_Document text:_

******************************

Berlin electoral workers are equipped with protective masks and gloves as they open mailed votes during regional elections 21 October 2001. The protection is used as a precaution against a possible anthrax threat. More than 2.4 million Berliners were called 21 October 2001 to choose a new regional parliament for the German capital. The Social Democrats (SPD) hope to form a new coalition with the Greens, but are under pressure from the east German former communists in the Party of Democratic Socialism (PDS), which is strong in this part of the country. Photo by Kay Nietfeld- Copyright AFP/DPA

San Francisco (AFP) Oct 19, 2001
Biotechnology companies in Silicon Valley and elsewhere are gearing up for war on the bioterrorism front as anthrax infections continue to multiply in the US and abroad.

Cases of anthrax and anthrax exposure have been cropping up in alarming numbers since the September 11 terrorist attacks on New York's World Trade Center and the US Pentagon.

Companies like Cepheid and GeneSoft in California's technology centers are rushing to fill orders for sophisticated detection devices and counter-bioterrorism techniques that can fight anthrax and other predatory diseases.

******************************

_Data excerpts:_
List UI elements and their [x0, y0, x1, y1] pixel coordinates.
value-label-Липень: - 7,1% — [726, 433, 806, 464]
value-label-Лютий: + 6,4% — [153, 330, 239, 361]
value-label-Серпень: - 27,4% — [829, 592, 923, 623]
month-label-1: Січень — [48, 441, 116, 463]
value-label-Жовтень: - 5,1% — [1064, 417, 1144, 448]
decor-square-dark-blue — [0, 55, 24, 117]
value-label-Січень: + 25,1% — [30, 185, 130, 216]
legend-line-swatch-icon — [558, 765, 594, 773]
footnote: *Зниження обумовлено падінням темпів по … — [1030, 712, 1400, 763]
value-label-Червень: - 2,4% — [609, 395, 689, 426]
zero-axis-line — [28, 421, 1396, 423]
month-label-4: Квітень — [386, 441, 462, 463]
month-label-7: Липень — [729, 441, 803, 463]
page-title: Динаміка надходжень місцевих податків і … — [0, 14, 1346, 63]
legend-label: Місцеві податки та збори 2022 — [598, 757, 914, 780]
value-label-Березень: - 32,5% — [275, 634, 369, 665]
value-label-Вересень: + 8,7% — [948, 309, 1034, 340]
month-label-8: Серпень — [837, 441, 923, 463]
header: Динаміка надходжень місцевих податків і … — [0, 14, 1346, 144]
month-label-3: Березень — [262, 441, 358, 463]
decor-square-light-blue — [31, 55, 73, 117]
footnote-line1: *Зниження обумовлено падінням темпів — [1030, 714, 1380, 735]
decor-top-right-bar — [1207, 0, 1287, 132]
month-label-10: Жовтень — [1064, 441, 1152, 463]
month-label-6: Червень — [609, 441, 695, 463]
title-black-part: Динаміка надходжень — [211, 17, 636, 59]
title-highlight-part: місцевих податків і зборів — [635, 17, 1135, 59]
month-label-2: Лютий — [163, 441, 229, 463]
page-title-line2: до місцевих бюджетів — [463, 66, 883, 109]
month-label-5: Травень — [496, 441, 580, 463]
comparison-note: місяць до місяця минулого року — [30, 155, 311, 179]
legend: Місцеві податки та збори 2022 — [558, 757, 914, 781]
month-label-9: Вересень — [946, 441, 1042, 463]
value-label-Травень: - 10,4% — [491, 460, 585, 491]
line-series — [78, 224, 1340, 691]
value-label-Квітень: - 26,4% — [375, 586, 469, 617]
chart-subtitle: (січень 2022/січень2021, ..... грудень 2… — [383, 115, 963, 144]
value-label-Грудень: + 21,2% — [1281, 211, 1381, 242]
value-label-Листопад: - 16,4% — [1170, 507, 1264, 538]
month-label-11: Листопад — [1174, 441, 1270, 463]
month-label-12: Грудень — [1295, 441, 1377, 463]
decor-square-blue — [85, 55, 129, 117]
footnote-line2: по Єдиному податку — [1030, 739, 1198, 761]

******************************

_Explore the material:_
(a) Please retype the part of the anthrax article starting at "Cases of anthrax" and ending at "other predatory diseases.".
(b) Condense the anthrax article's paragraph beginning "Berlin electoral workers are equipped" into a shorter version that keeps its main facts.

_Per-task answers:_
(a)
Cases of anthrax and anthrax exposure have been cropping up in alarming numbers since the September 11 terrorist attacks on New York's World Trade Center and the US Pentagon.

Companies like Cepheid and GeneSoft in California's technology centers are rushing to fill orders for sophisticated detection devices and counter-bioterrorism techniques that can fight anthrax and other predatory diseases.

(b) During Berlin's regional elections on 21 October 2001, electoral workers opened mailed votes wearing protective masks and gloves as a precaution against a possible anthrax threat. More than 2.4 million Berliners were called to elect a new regional parliament. The Social Democrats (SPD) hoped to form a coalition with the Greens but faced pressure from the Party of Democratic Socialism (PDS), the east German former communists, who are strong in that part of the country.